> ACTIVITY LIST:
**A)** In the floor border post, what is the name of the Entry Hall pattern?
**B)** Please retype part of the floor border post word for word. Begin at the words "LOTS of houses" and stop after "So exciting!".

___ SOURCE EXTRACT ___

The Beautiful Border : Part I

When we realized that the Parlor, Library, and Study all needed to be replaced – AND that the flooring in there wasn’t original, we got to thinking about the most dangerous phrase in restoration-

“While we’re at it….”

LOTS of houses from our era had inlay borders in their Parlors and Entry Halls. We have a border in the Entry Hall, but not in the Parlor. Now, we have ZERO proof that there was originally a border there – but there is enough precedent in houses of this era, that we feel okay making this decision. Because, WHILE WE’RE AT IT.

So, years ago, when doing some research to find out about the Entry Hall border, I found this site call FLOOR BORDERS, which is a jaw-dropping resource on parquet, inlays, and borders. I mean, it is AMAZING. Catalogues, Photographs, Research, Materials, How to Build…… it’s SO GOOD.

From this, I learned that the Entry Hall Pattern is “Two Twisted 90 Degree Ribbons.”

Here’s a picture from the site :

And here is our floor :

So exciting!

I didn’t want to match it, but I definitely wanted to compliment it, using the same materials (oak, maple, and mahogany).

___ RECORDS PROVIDED ___

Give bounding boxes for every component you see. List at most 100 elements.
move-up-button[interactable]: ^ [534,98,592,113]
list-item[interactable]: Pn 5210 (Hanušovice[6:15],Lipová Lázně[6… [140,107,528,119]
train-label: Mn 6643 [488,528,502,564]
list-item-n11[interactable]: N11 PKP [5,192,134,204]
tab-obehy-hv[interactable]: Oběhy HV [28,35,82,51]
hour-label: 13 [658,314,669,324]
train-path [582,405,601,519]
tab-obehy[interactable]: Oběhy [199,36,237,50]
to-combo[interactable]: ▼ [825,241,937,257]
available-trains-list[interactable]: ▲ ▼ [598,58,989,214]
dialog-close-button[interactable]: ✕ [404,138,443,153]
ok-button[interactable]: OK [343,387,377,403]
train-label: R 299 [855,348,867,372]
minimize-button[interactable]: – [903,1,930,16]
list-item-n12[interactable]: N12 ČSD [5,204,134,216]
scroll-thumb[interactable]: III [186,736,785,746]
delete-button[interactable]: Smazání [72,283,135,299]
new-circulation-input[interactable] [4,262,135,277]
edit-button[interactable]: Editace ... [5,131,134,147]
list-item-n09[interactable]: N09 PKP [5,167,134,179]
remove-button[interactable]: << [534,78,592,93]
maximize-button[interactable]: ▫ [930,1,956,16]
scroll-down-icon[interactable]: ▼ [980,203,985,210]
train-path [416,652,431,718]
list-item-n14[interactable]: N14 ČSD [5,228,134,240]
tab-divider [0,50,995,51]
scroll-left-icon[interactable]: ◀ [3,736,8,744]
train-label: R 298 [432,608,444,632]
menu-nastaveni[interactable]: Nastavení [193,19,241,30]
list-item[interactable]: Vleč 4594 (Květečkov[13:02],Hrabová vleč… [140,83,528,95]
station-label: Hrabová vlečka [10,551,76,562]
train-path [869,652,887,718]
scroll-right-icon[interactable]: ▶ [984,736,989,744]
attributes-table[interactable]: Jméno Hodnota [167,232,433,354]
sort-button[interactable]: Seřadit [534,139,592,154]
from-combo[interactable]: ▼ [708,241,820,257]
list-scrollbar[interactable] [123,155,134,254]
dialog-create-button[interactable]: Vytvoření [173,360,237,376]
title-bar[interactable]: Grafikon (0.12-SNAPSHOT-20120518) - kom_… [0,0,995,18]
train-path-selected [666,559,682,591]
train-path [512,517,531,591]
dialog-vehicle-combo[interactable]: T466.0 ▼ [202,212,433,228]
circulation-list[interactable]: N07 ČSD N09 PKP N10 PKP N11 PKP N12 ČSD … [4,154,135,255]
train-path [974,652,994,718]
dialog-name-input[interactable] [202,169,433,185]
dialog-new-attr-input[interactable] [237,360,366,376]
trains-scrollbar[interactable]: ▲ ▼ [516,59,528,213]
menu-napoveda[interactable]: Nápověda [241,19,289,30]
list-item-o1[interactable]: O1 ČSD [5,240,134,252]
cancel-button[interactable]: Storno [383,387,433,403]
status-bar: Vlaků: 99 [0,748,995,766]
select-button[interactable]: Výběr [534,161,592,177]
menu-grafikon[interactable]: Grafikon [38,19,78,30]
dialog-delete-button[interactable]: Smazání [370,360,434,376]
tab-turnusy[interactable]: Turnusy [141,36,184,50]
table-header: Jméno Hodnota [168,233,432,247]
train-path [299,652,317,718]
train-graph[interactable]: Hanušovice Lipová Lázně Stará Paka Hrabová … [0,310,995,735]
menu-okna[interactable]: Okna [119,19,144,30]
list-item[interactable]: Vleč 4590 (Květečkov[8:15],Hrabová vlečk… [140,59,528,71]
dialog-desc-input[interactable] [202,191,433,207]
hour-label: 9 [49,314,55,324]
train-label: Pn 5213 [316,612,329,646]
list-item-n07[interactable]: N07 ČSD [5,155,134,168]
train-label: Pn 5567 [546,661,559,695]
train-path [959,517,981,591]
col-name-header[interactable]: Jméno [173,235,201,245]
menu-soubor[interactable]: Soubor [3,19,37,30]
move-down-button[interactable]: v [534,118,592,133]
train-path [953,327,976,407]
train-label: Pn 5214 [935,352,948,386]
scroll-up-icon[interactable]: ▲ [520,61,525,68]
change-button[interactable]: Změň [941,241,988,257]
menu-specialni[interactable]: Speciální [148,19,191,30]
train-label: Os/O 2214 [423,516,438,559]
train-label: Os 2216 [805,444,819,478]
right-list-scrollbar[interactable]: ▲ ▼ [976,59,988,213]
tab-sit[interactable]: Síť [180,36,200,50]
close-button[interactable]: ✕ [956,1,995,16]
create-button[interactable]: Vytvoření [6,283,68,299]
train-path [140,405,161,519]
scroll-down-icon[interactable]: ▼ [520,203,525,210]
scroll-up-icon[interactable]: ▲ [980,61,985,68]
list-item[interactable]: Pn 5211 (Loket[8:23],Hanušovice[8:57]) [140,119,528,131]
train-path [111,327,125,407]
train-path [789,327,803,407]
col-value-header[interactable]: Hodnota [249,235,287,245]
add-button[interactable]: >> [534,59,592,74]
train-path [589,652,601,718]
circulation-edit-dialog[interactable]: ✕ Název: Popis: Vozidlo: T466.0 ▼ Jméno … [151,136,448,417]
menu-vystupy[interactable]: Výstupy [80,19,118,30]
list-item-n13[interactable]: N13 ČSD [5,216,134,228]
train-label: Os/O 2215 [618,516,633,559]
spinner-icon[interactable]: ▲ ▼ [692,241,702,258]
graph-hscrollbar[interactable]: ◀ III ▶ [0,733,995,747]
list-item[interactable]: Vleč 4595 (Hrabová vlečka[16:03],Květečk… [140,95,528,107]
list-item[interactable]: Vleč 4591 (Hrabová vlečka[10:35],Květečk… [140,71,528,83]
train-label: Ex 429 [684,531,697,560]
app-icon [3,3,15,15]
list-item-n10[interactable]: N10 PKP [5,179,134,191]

___

> RESULTS IN ORDER:
**A)** "Two Twisted 90 Degree Ribbons."

**B)**
LOTS of houses from our era had inlay borders in their Parlors and Entry Halls. We have a border in the Entry Hall, but not in the Parlor. Now, we have ZERO proof that there was originally a border there – but there is enough precedent in houses of this era, that we feel okay making this decision. Because, WHILE WE’RE AT IT.

So, years ago, when doing some research to find out about the Entry Hall border, I found this site call FLOOR BORDERS, which is a jaw-dropping resource on parquet, inlays, and borders. I mean, it is AMAZING. Catalogues, Photographs, Research, Materials, How to Build…… it’s SO GOOD.

From this, I learned that the Entry Hall Pattern is “Two Twisted 90 Degree Ribbons.”

Here’s a picture from the site :

And here is our floor :

So exciting!